Find the word "tipos" in the material below and gather every line that contains it.

[start Dataset records]

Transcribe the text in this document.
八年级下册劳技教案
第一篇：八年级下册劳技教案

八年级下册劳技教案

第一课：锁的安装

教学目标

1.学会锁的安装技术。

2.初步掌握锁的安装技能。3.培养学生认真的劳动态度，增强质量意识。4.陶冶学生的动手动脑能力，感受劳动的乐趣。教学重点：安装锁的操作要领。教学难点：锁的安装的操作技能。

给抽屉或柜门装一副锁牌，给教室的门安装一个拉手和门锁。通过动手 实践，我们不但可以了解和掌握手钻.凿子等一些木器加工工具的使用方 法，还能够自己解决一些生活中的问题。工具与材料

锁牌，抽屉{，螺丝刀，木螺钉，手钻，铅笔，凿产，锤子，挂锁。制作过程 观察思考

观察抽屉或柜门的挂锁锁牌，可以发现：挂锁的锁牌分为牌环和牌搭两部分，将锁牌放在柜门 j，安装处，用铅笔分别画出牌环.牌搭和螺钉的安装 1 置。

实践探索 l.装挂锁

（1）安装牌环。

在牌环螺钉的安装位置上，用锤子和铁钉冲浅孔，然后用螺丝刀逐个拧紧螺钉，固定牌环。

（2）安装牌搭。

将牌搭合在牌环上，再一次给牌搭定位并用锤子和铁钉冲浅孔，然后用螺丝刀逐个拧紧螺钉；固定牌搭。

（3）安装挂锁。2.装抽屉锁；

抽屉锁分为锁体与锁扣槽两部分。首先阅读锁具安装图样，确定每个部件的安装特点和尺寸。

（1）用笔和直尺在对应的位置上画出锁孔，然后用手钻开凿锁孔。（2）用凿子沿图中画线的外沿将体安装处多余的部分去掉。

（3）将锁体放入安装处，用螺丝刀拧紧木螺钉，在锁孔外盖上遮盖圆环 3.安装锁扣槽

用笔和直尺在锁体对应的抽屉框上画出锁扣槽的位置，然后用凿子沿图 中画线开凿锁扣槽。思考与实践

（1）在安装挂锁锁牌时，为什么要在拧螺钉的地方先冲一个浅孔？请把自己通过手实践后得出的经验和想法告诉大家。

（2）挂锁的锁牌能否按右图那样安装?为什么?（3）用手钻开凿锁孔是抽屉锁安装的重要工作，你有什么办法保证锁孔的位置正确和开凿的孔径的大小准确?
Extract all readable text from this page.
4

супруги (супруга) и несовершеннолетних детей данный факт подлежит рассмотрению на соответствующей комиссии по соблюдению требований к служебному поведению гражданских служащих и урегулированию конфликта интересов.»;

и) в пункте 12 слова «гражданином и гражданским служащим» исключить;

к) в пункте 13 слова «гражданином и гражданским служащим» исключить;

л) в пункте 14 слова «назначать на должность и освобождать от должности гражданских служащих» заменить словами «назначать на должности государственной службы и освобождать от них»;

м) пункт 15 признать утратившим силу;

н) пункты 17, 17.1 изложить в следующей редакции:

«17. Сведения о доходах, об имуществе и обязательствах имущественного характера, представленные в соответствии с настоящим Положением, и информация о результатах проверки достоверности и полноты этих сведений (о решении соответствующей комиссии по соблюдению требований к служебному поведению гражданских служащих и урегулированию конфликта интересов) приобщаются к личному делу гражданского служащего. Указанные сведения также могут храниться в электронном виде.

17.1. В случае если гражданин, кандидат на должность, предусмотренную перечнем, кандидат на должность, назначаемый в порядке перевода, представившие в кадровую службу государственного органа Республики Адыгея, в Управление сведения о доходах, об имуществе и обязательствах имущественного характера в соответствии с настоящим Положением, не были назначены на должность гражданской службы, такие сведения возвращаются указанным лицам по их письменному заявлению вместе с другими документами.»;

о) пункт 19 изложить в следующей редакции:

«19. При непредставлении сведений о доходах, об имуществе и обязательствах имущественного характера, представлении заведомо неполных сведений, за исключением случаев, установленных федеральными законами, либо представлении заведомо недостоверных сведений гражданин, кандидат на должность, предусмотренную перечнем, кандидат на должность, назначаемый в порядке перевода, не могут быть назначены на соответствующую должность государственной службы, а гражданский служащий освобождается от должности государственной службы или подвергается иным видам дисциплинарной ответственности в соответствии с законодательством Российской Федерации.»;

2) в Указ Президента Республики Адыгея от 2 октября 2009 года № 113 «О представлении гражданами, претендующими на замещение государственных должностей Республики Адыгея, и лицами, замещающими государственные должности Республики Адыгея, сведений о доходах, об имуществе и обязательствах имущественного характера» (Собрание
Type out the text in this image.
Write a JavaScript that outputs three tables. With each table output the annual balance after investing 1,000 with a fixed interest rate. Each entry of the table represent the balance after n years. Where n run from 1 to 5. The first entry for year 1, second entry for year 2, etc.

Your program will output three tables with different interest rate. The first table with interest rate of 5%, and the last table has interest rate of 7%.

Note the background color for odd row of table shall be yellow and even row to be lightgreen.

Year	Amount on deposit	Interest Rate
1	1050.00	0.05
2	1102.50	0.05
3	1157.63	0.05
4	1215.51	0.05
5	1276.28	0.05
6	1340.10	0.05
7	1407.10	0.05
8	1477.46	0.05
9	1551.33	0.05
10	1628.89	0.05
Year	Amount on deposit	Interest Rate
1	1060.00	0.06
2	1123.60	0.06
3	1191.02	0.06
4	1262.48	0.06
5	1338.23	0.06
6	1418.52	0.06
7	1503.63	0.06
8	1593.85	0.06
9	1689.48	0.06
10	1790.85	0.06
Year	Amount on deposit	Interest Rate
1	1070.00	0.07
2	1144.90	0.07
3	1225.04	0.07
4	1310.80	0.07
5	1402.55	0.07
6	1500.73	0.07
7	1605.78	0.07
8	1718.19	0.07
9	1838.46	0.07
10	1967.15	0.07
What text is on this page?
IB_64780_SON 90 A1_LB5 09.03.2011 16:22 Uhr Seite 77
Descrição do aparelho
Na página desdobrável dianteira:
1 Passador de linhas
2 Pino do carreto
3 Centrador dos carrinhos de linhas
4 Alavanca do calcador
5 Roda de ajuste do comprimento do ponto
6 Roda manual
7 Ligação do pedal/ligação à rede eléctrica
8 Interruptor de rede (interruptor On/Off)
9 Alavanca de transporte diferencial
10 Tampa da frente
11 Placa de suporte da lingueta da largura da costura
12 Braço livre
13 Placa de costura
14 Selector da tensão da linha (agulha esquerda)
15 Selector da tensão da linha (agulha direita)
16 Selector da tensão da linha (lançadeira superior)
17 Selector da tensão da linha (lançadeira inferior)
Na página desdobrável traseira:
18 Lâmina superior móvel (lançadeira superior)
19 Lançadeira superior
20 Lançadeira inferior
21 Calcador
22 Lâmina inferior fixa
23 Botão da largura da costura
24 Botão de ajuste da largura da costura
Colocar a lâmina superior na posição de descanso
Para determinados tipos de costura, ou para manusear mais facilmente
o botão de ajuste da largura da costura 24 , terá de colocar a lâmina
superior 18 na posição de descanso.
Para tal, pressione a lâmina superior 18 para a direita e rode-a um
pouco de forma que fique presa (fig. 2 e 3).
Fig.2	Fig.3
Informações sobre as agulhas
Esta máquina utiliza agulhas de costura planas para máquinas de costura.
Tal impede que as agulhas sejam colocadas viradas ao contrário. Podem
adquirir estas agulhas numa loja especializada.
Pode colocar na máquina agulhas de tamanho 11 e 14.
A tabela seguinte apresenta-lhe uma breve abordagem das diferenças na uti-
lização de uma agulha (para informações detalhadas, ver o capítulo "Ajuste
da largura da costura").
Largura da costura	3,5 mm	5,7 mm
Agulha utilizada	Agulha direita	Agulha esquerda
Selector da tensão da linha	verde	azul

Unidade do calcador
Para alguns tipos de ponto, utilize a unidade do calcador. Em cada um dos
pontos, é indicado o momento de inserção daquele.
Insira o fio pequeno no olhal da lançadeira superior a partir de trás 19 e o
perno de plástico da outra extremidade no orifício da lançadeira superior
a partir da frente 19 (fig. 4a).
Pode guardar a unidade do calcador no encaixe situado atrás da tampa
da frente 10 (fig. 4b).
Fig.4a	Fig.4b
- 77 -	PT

[end Dataset records]

* [Exercise response]
Para determinados tipos de costura, ou para manusear mais facilmente
Para alguns tipos de ponto, utilize a unidade do calcador. Em cada um dos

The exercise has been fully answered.